### Exercise objective
Format everything in the listing from the line containing "What elements are" down to the line containing "81, 46, 92]", both included, as a numbered list with blank lines left out. Omit the pictures.

### Source records

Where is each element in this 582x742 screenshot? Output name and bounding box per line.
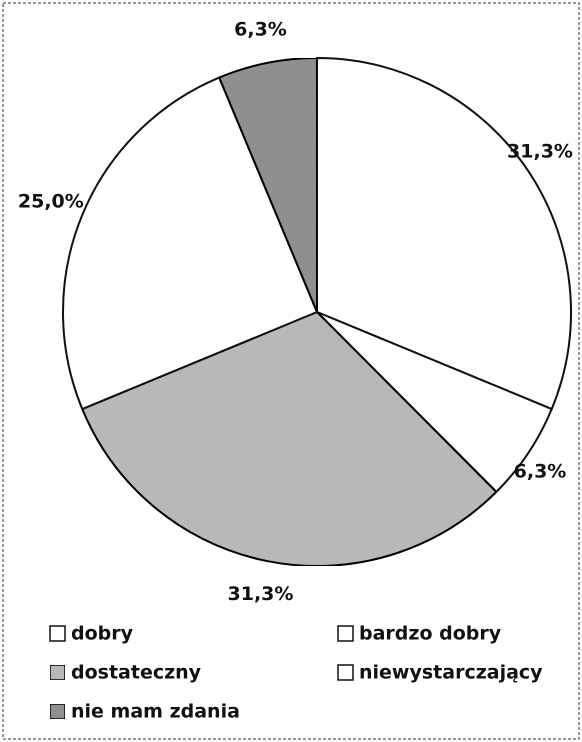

==

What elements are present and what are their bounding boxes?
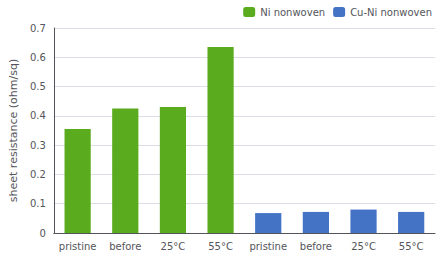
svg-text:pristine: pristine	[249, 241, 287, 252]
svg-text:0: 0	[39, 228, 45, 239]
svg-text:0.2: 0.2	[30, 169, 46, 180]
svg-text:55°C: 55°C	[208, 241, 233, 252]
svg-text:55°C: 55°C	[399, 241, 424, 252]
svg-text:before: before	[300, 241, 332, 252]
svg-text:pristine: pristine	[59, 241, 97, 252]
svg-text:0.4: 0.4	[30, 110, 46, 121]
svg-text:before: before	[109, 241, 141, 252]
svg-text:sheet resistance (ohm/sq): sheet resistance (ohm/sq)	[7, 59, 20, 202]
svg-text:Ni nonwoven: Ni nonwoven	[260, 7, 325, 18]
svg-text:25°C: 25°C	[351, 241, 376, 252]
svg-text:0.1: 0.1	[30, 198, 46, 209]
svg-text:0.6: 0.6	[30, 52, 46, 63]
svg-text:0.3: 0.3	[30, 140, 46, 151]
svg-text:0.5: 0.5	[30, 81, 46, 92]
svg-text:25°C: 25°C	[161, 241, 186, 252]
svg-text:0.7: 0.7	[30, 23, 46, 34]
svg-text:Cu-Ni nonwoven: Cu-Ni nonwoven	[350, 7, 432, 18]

### Task answer
1. What elements are present and what are their bounding boxes?
2. svg-text:pristine: pristine	[249, 241, 287, 252]
3. svg-text:0: 0	[39, 228, 45, 239]
4. svg-text:0.2: 0.2	[30, 169, 46, 180]
5. svg-text:55°C: 55°C	[208, 241, 233, 252]
6. svg-text:55°C: 55°C	[399, 241, 424, 252]
7. svg-text:before: before	[300, 241, 332, 252]
8. svg-text:pristine: pristine	[59, 241, 97, 252]
9. svg-text:0.4: 0.4	[30, 110, 46, 121]
10. svg-text:before: before	[109, 241, 141, 252]
11. svg-text:sheet resistance (ohm/sq): sheet resistance (ohm/sq)	[7, 59, 20, 202]
12. svg-text:Ni nonwoven: Ni nonwoven	[260, 7, 325, 18]
13. svg-text:25°C: 25°C	[351, 241, 376, 252]
14. svg-text:0.1: 0.1	[30, 198, 46, 209]
15. svg-text:0.6: 0.6	[30, 52, 46, 63]
16. svg-text:0.3: 0.3	[30, 140, 46, 151]
17. svg-text:0.5: 0.5	[30, 81, 46, 92]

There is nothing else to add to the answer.